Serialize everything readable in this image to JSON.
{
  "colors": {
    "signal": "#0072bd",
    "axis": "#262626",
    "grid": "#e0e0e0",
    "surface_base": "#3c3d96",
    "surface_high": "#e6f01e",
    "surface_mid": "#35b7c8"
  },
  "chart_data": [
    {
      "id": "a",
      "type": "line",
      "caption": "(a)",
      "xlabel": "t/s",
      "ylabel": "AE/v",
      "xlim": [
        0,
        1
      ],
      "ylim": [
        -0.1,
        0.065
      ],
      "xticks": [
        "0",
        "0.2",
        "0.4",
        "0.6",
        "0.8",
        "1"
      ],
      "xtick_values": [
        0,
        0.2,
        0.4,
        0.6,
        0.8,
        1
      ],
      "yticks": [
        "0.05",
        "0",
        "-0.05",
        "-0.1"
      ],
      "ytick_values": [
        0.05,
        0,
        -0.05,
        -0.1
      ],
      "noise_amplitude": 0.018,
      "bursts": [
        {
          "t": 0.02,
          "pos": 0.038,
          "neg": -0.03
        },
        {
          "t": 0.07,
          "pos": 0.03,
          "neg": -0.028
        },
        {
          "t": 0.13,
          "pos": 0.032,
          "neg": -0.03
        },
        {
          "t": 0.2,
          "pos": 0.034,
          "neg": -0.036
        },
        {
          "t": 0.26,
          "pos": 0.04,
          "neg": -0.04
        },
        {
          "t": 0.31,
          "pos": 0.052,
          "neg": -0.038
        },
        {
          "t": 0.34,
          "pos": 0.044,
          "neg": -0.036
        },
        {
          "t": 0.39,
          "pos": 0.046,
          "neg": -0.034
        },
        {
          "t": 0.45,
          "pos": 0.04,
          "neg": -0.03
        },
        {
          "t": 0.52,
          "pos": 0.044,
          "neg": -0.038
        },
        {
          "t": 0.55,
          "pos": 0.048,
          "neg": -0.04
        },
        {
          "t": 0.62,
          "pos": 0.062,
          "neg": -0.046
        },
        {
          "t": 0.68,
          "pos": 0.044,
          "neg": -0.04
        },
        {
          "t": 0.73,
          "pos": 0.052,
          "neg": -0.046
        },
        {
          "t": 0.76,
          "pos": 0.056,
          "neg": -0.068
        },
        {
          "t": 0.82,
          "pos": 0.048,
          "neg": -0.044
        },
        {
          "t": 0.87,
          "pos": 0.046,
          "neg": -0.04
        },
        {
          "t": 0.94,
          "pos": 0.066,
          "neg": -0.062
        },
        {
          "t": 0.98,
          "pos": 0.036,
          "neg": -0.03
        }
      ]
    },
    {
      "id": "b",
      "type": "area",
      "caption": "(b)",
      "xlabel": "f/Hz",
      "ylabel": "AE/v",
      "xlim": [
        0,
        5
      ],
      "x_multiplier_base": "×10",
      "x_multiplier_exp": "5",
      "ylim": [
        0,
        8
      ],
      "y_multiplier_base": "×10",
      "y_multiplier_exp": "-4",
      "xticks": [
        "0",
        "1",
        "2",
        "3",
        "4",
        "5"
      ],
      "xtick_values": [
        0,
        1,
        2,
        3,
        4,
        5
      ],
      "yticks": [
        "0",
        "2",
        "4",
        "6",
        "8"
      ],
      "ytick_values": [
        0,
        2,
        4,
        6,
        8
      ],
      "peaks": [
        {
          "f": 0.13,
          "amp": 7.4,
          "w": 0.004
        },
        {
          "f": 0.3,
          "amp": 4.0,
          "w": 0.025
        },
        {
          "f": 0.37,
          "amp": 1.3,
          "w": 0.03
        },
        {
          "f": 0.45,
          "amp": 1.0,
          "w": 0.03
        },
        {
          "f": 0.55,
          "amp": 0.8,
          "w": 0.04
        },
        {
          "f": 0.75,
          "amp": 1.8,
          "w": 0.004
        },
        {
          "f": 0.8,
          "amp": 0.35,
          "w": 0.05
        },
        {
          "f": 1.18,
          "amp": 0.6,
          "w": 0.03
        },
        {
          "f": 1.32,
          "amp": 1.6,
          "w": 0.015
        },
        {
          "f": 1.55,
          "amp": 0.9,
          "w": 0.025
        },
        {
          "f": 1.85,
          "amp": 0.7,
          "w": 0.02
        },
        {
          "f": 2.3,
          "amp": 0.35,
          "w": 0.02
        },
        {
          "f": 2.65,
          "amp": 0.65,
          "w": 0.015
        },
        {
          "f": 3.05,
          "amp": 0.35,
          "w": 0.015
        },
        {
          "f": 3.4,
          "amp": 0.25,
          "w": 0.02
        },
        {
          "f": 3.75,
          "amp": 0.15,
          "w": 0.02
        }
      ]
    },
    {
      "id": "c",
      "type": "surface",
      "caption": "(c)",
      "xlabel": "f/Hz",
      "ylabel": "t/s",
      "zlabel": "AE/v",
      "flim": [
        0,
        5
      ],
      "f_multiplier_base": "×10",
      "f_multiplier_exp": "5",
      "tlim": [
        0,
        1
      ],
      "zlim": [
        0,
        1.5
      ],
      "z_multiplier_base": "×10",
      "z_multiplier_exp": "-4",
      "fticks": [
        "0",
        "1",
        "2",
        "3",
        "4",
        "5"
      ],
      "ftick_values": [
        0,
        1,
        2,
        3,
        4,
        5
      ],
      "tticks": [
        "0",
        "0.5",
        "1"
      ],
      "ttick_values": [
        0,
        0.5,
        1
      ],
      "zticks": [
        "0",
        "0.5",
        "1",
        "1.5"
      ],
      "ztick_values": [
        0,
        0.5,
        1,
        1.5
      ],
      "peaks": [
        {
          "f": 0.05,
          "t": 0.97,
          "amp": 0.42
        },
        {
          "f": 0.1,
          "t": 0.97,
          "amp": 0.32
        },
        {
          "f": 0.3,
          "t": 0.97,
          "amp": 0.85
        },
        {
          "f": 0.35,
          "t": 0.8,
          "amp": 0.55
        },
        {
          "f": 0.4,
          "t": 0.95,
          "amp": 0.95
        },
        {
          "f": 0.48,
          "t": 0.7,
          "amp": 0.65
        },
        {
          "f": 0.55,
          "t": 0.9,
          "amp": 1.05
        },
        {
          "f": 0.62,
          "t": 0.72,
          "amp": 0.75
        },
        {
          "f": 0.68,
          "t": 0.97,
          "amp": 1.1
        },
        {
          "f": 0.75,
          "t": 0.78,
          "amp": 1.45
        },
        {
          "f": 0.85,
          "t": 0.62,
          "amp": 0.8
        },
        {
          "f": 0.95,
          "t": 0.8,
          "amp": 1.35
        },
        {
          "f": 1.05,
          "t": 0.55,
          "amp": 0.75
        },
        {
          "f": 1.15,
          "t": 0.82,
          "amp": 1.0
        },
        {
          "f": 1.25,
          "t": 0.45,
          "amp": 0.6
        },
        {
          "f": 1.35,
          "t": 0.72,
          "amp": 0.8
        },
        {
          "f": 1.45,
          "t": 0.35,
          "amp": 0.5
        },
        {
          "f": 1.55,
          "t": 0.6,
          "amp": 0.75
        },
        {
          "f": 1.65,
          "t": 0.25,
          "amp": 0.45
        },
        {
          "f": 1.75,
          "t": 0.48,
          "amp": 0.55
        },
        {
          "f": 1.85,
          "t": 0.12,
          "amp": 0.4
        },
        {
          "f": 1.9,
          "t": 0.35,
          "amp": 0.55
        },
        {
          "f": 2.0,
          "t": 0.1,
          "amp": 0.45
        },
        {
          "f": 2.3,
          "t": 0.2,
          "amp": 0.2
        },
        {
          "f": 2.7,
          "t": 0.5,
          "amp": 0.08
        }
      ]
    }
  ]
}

**WHAT YOU ARE ASKED TO DO**
Reproduce the records word for word.

**CORRECT RESULT**
Serialize everything readable in this image to JSON.
{
  "colors": {
    "signal": "#0072bd",
    "axis": "#262626",
    "grid": "#e0e0e0",
    "surface_base": "#3c3d96",
    "surface_high": "#e6f01e",
    "surface_mid": "#35b7c8"
  },
  "chart_data": [
    {
      "id": "a",
      "type": "line",
      "caption": "(a)",
      "xlabel": "t/s",
      "ylabel": "AE/v",
      "xlim": [
        0,
        1
      ],
      "ylim": [
        -0.1,
        0.065
      ],
      "xticks": [
        "0",
        "0.2",
        "0.4",
        "0.6",
        "0.8",
        "1"
      ],
      "xtick_values": [
        0,
        0.2,
        0.4,
        0.6,
        0.8,
        1
      ],
      "yticks": [
        "0.05",
        "0",
        "-0.05",
        "-0.1"
      ],
      "ytick_values": [
        0.05,
        0,
        -0.05,
        -0.1
      ],
      "noise_amplitude": 0.018,
      "bursts": [
        {
          "t": 0.02,
          "pos": 0.038,
          "neg": -0.03
        },
        {
          "t": 0.07,
          "pos": 0.03,
          "neg": -0.028
        },
        {
          "t": 0.13,
          "pos": 0.032,
          "neg": -0.03
        },
        {
          "t": 0.2,
          "pos": 0.034,
          "neg": -0.036
        },
        {
          "t": 0.26,
          "pos": 0.04,
          "neg": -0.04
        },
        {
          "t": 0.31,
          "pos": 0.052,
          "neg": -0.038
        },
        {
          "t": 0.34,
          "pos": 0.044,
          "neg": -0.036
        },
        {
          "t": 0.39,
          "pos": 0.046,
          "neg": -0.034
        },
        {
          "t": 0.45,
          "pos": 0.04,
          "neg": -0.03
        },
        {
          "t": 0.52,
          "pos": 0.044,
          "neg": -0.038
        },
        {
          "t": 0.55,
          "pos": 0.048,
          "neg": -0.04
        },
        {
          "t": 0.62,
          "pos": 0.062,
          "neg": -0.046
        },
        {
          "t": 0.68,
          "pos": 0.044,
          "neg": -0.04
        },
        {
          "t": 0.73,
          "pos": 0.052,
          "neg": -0.046
        },
        {
          "t": 0.76,
          "pos": 0.056,
          "neg": -0.068
        },
        {
          "t": 0.82,
          "pos": 0.048,
          "neg": -0.044
        },
        {
          "t": 0.87,
          "pos": 0.046,
          "neg": -0.04
        },
        {
          "t": 0.94,
          "pos": 0.066,
          "neg": -0.062
        },
        {
          "t": 0.98,
          "pos": 0.036,
          "neg": -0.03
        }
      ]
    },
    {
      "id": "b",
      "type": "area",
      "caption": "(b)",
      "xlabel": "f/Hz",
      "ylabel": "AE/v",
      "xlim": [
        0,
        5
      ],
      "x_multiplier_base": "×10",
      "x_multiplier_exp": "5",
      "ylim": [
        0,
        8
      ],
      "y_multiplier_base": "×10",
      "y_multiplier_exp": "-4",
      "xticks": [
        "0",
        "1",
        "2",
        "3",
        "4",
        "5"
      ],
      "xtick_values": [
        0,
        1,
        2,
        3,
        4,
        5
      ],
      "yticks": [
        "0",
        "2",
        "4",
        "6",
        "8"
      ],
      "ytick_values": [
        0,
        2,
        4,
        6,
        8
      ],
      "peaks": [
        {
          "f": 0.13,
          "amp": 7.4,
          "w": 0.004
        },
        {
          "f": 0.3,
          "amp": 4.0,
          "w": 0.025
        },
        {
          "f": 0.37,
          "amp": 1.3,
          "w": 0.03
        },
        {
          "f": 0.45,
          "amp": 1.0,
          "w": 0.03
        },
        {
          "f": 0.55,
          "amp": 0.8,
          "w": 0.04
        },
        {
          "f": 0.75,
          "amp": 1.8,
          "w": 0.004
        },
        {
          "f": 0.8,
          "amp": 0.35,
          "w": 0.05
        },
        {
          "f": 1.18,
          "amp": 0.6,
          "w": 0.03
        },
        {
          "f": 1.32,
          "amp": 1.6,
          "w": 0.015
        },
        {
          "f": 1.55,
          "amp": 0.9,
          "w": 0.025
        },
        {
          "f": 1.85,
          "amp": 0.7,
          "w": 0.02
        },
        {
          "f": 2.3,
          "amp": 0.35,
          "w": 0.02
        },
        {
          "f": 2.65,
          "amp": 0.65,
          "w": 0.015
        },
        {
          "f": 3.05,
          "amp": 0.35,
          "w": 0.015
        },
        {
          "f": 3.4,
          "amp": 0.25,
          "w": 0.02
        },
        {
          "f": 3.75,
          "amp": 0.15,
          "w": 0.02
        }
      ]
    },
    {
      "id": "c",
      "type": "surface",
      "caption": "(c)",
      "xlabel": "f/Hz",
      "ylabel": "t/s",
      "zlabel": "AE/v",
      "flim": [
        0,
        5
      ],
      "f_multiplier_base": "×10",
      "f_multiplier_exp": "5",
      "tlim": [
        0,
        1
      ],
      "zlim": [
        0,
        1.5
      ],
      "z_multiplier_base": "×10",
      "z_multiplier_exp": "-4",
      "fticks": [
        "0",
        "1",
        "2",
        "3",
        "4",
        "5"
      ],
      "ftick_values": [
        0,
        1,
        2,
        3,
        4,
        5
      ],
      "tticks": [
        "0",
        "0.5",
        "1"
      ],
      "ttick_values": [
        0,
        0.5,
        1
      ],
      "zticks": [
        "0",
        "0.5",
        "1",
        "1.5"
      ],
      "ztick_values": [
        0,
        0.5,
        1,
        1.5
      ],
      "peaks": [
        {
          "f": 0.05,
          "t": 0.97,
          "amp": 0.42
        },
        {
          "f": 0.1,
          "t": 0.97,
          "amp": 0.32
        },
        {
          "f": 0.3,
          "t": 0.97,
          "amp": 0.85
        },
        {
          "f": 0.35,
          "t": 0.8,
          "amp": 0.55
        },
        {
          "f": 0.4,
          "t": 0.95,
          "amp": 0.95
        },
        {
          "f": 0.48,
          "t": 0.7,
          "amp": 0.65
        },
        {
          "f": 0.55,
          "t": 0.9,
          "amp": 1.05
        },
        {
          "f": 0.62,
          "t": 0.72,
          "amp": 0.75
        },
        {
          "f": 0.68,
          "t": 0.97,
          "amp": 1.1
        },
        {
          "f": 0.75,
          "t": 0.78,
          "amp": 1.45
        },
        {
          "f": 0.85,
          "t": 0.62,
          "amp": 0.8
        },
        {
          "f": 0.95,
          "t": 0.8,
          "amp": 1.35
        },
        {
          "f": 1.05,
          "t": 0.55,
          "amp": 0.75
        },
        {
          "f": 1.15,
          "t": 0.82,
          "amp": 1.0
        },
        {
          "f": 1.25,
          "t": 0.45,
          "amp": 0.6
        },
        {
          "f": 1.35,
          "t": 0.72,
          "amp": 0.8
        },
        {
          "f": 1.45,
          "t": 0.35,
          "amp": 0.5
        },
        {
          "f": 1.55,
          "t": 0.6,
          "amp": 0.75
        },
        {
          "f": 1.65,
          "t": 0.25,
          "amp": 0.45
        },
        {
          "f": 1.75,
          "t": 0.48,
          "amp": 0.55
        },
        {
          "f": 1.85,
          "t": 0.12,
          "amp": 0.4
        },
        {
          "f": 1.9,
          "t": 0.35,
          "amp": 0.55
        },
        {
          "f": 2.0,
          "t": 0.1,
          "amp": 0.45
        },
        {
          "f": 2.3,
          "t": 0.2,
          "amp": 0.2
        },
        {
          "f": 2.7,
          "t": 0.5,
          "amp": 0.08
        }
      ]
    }
  ]
}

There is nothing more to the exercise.